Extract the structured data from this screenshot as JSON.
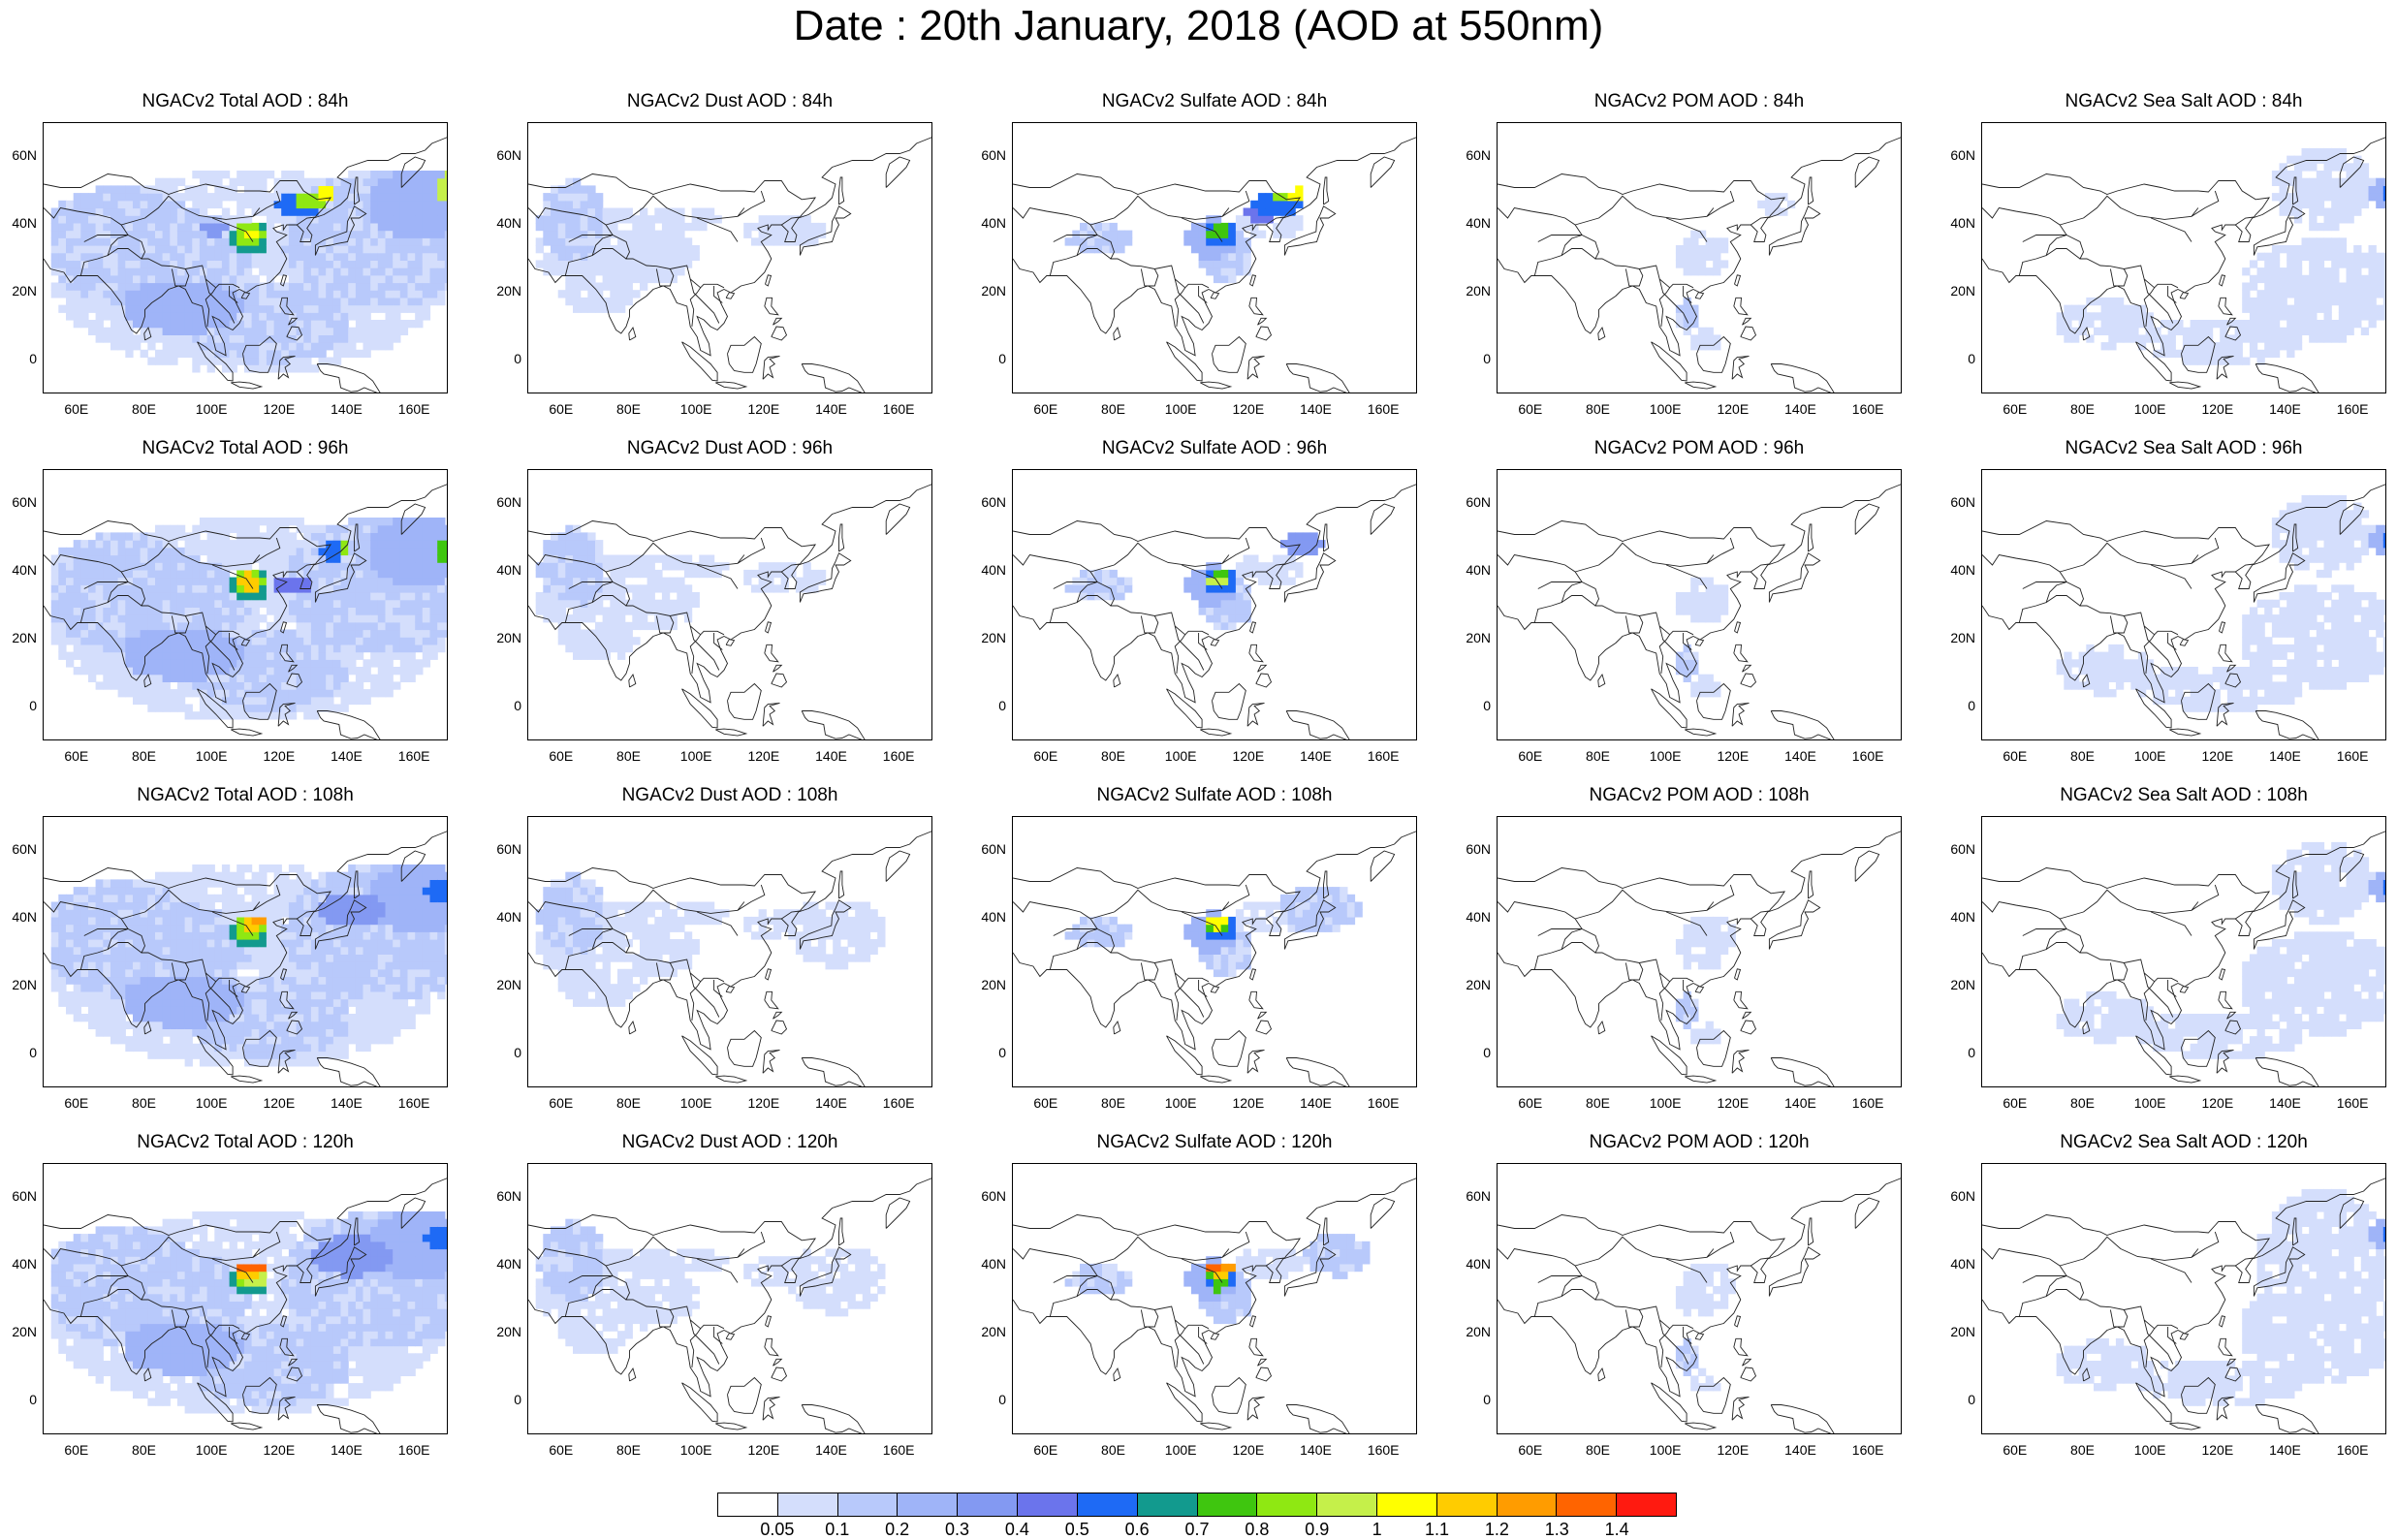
{
  "title": "Date : 20th January, 2018 (AOD at 550nm)",
  "colors": {
    "land_outline": "#222222",
    "background": "#ffffff"
  },
  "axes": {
    "x_ticks": [
      "60E",
      "80E",
      "100E",
      "120E",
      "140E",
      "160E"
    ],
    "y_ticks": [
      "60N",
      "40N",
      "20N",
      "0"
    ],
    "lon_range": [
      50,
      170
    ],
    "lat_range": [
      -10,
      70
    ]
  },
  "panels": [
    [
      {
        "title": "NGACv2 Total AOD : 84h",
        "species": "total",
        "hour": 84
      },
      {
        "title": "NGACv2 Dust AOD : 84h",
        "species": "dust",
        "hour": 84
      },
      {
        "title": "NGACv2 Sulfate AOD : 84h",
        "species": "sulfate",
        "hour": 84
      },
      {
        "title": "NGACv2 POM AOD : 84h",
        "species": "pom",
        "hour": 84
      },
      {
        "title": "NGACv2 Sea Salt AOD : 84h",
        "species": "seasalt",
        "hour": 84
      }
    ],
    [
      {
        "title": "NGACv2 Total AOD : 96h",
        "species": "total",
        "hour": 96
      },
      {
        "title": "NGACv2 Dust AOD : 96h",
        "species": "dust",
        "hour": 96
      },
      {
        "title": "NGACv2 Sulfate AOD : 96h",
        "species": "sulfate",
        "hour": 96
      },
      {
        "title": "NGACv2 POM AOD : 96h",
        "species": "pom",
        "hour": 96
      },
      {
        "title": "NGACv2 Sea Salt AOD : 96h",
        "species": "seasalt",
        "hour": 96
      }
    ],
    [
      {
        "title": "NGACv2 Total AOD : 108h",
        "species": "total",
        "hour": 108
      },
      {
        "title": "NGACv2 Dust AOD : 108h",
        "species": "dust",
        "hour": 108
      },
      {
        "title": "NGACv2 Sulfate AOD : 108h",
        "species": "sulfate",
        "hour": 108
      },
      {
        "title": "NGACv2 POM AOD : 108h",
        "species": "pom",
        "hour": 108
      },
      {
        "title": "NGACv2 Sea Salt AOD : 108h",
        "species": "seasalt",
        "hour": 108
      }
    ],
    [
      {
        "title": "NGACv2 Total AOD : 120h",
        "species": "total",
        "hour": 120
      },
      {
        "title": "NGACv2 Dust AOD : 120h",
        "species": "dust",
        "hour": 120
      },
      {
        "title": "NGACv2 Sulfate AOD : 120h",
        "species": "sulfate",
        "hour": 120
      },
      {
        "title": "NGACv2 POM AOD : 120h",
        "species": "pom",
        "hour": 120
      },
      {
        "title": "NGACv2 Sea Salt  AOD : 120h",
        "species": "seasalt",
        "hour": 120
      }
    ]
  ],
  "colorbar": {
    "colors": [
      "#ffffff",
      "#d4defc",
      "#b8c9fb",
      "#9fb4f8",
      "#8399f2",
      "#6b74ec",
      "#1e6af5",
      "#129a8e",
      "#3fc60f",
      "#8fe812",
      "#c5f04a",
      "#ffff00",
      "#ffcc00",
      "#ff9c00",
      "#ff6400",
      "#ff1a10"
    ],
    "labels": [
      "0.05",
      "0.1",
      "0.2",
      "0.3",
      "0.4",
      "0.5",
      "0.6",
      "0.7",
      "0.8",
      "0.9",
      "1",
      "1.1",
      "1.2",
      "1.3",
      "1.4"
    ]
  }
}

---------------

Quote the records in full and exactly; skip any image.

Extract the structured data from this screenshot as JSON.
{
  "title": "Date : 20th January, 2018 (AOD at 550nm)",
  "colors": {
    "land_outline": "#222222",
    "background": "#ffffff"
  },
  "axes": {
    "x_ticks": [
      "60E",
      "80E",
      "100E",
      "120E",
      "140E",
      "160E"
    ],
    "y_ticks": [
      "60N",
      "40N",
      "20N",
      "0"
    ],
    "lon_range": [
      50,
      170
    ],
    "lat_range": [
      -10,
      70
    ]
  },
  "panels": [
    [
      {
        "title": "NGACv2 Total AOD : 84h",
        "species": "total",
        "hour": 84
      },
      {
        "title": "NGACv2 Dust AOD : 84h",
        "species": "dust",
        "hour": 84
      },
      {
        "title": "NGACv2 Sulfate AOD : 84h",
        "species": "sulfate",
        "hour": 84
      },
      {
        "title": "NGACv2 POM AOD : 84h",
        "species": "pom",
        "hour": 84
      },
      {
        "title": "NGACv2 Sea Salt AOD : 84h",
        "species": "seasalt",
        "hour": 84
      }
    ],
    [
      {
        "title": "NGACv2 Total AOD : 96h",
        "species": "total",
        "hour": 96
      },
      {
        "title": "NGACv2 Dust AOD : 96h",
        "species": "dust",
        "hour": 96
      },
      {
        "title": "NGACv2 Sulfate AOD : 96h",
        "species": "sulfate",
        "hour": 96
      },
      {
        "title": "NGACv2 POM AOD : 96h",
        "species": "pom",
        "hour": 96
      },
      {
        "title": "NGACv2 Sea Salt AOD : 96h",
        "species": "seasalt",
        "hour": 96
      }
    ],
    [
      {
        "title": "NGACv2 Total AOD : 108h",
        "species": "total",
        "hour": 108
      },
      {
        "title": "NGACv2 Dust AOD : 108h",
        "species": "dust",
        "hour": 108
      },
      {
        "title": "NGACv2 Sulfate AOD : 108h",
        "species": "sulfate",
        "hour": 108
      },
      {
        "title": "NGACv2 POM AOD : 108h",
        "species": "pom",
        "hour": 108
      },
      {
        "title": "NGACv2 Sea Salt AOD : 108h",
        "species": "seasalt",
        "hour": 108
      }
    ],
    [
      {
        "title": "NGACv2 Total AOD : 120h",
        "species": "total",
        "hour": 120
      },
      {
        "title": "NGACv2 Dust AOD : 120h",
        "species": "dust",
        "hour": 120
      },
      {
        "title": "NGACv2 Sulfate AOD : 120h",
        "species": "sulfate",
        "hour": 120
      },
      {
        "title": "NGACv2 POM AOD : 120h",
        "species": "pom",
        "hour": 120
      },
      {
        "title": "NGACv2 Sea Salt  AOD : 120h",
        "species": "seasalt",
        "hour": 120
      }
    ]
  ],
  "colorbar": {
    "colors": [
      "#ffffff",
      "#d4defc",
      "#b8c9fb",
      "#9fb4f8",
      "#8399f2",
      "#6b74ec",
      "#1e6af5",
      "#129a8e",
      "#3fc60f",
      "#8fe812",
      "#c5f04a",
      "#ffff00",
      "#ffcc00",
      "#ff9c00",
      "#ff6400",
      "#ff1a10"
    ],
    "labels": [
      "0.05",
      "0.1",
      "0.2",
      "0.3",
      "0.4",
      "0.5",
      "0.6",
      "0.7",
      "0.8",
      "0.9",
      "1",
      "1.1",
      "1.2",
      "1.3",
      "1.4"
    ]
  }
}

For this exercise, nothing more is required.